__What is expected__. Below are the records; collect from them each line containing the string "Simulated".

__Entries__.
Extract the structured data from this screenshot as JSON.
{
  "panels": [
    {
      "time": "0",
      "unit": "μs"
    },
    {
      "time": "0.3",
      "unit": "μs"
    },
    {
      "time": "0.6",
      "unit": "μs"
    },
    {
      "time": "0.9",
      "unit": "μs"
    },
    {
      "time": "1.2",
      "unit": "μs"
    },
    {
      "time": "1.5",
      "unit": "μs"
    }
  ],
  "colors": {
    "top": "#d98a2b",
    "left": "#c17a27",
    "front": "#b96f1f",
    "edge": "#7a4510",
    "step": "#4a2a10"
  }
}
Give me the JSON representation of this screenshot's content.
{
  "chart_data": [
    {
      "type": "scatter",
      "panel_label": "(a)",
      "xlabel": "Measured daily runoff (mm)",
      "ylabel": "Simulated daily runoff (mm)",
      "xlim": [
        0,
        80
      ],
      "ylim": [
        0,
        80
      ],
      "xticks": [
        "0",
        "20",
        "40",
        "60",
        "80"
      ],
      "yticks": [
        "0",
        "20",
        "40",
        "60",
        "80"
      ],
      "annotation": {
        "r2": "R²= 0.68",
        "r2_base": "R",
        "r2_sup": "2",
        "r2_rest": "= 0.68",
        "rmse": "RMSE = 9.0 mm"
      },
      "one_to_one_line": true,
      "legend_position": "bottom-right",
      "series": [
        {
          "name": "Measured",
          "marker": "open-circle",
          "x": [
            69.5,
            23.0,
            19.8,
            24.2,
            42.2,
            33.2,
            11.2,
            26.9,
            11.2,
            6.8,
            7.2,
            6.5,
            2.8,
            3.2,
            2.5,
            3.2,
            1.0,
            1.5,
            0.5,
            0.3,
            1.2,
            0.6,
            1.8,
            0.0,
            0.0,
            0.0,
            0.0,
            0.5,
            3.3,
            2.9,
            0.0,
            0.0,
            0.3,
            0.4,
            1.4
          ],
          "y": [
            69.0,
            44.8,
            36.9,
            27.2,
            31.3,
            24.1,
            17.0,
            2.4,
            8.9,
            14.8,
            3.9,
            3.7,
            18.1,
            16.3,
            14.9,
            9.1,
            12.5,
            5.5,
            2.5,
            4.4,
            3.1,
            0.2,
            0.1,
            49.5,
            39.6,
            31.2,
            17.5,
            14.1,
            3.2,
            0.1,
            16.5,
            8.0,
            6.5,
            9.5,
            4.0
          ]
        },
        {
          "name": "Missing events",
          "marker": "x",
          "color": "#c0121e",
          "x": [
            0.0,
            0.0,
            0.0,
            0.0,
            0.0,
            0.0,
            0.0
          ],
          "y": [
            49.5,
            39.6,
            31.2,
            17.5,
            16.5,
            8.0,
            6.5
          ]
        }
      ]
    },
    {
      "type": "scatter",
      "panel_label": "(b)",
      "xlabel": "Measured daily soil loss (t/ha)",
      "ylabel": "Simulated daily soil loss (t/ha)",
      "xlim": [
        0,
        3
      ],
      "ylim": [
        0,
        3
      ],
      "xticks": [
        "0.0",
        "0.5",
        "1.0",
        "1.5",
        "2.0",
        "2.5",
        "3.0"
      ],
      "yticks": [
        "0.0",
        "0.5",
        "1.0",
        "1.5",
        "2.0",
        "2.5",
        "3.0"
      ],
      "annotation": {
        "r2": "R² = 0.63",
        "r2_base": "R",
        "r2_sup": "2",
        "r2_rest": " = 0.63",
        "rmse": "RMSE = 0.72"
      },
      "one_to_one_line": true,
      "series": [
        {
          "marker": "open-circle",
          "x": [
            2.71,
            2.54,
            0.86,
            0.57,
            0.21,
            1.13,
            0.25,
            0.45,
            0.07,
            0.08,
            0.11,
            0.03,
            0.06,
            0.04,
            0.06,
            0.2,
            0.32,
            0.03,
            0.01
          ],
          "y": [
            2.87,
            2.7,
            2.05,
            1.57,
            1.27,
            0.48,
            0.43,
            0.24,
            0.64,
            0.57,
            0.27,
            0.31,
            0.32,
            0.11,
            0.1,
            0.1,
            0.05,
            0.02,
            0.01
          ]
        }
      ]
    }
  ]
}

__Answer to the exercise__.
      "ylabel": "Simulated daily runoff (mm)",
      "ylabel": "Simulated daily soil loss (t/ha)",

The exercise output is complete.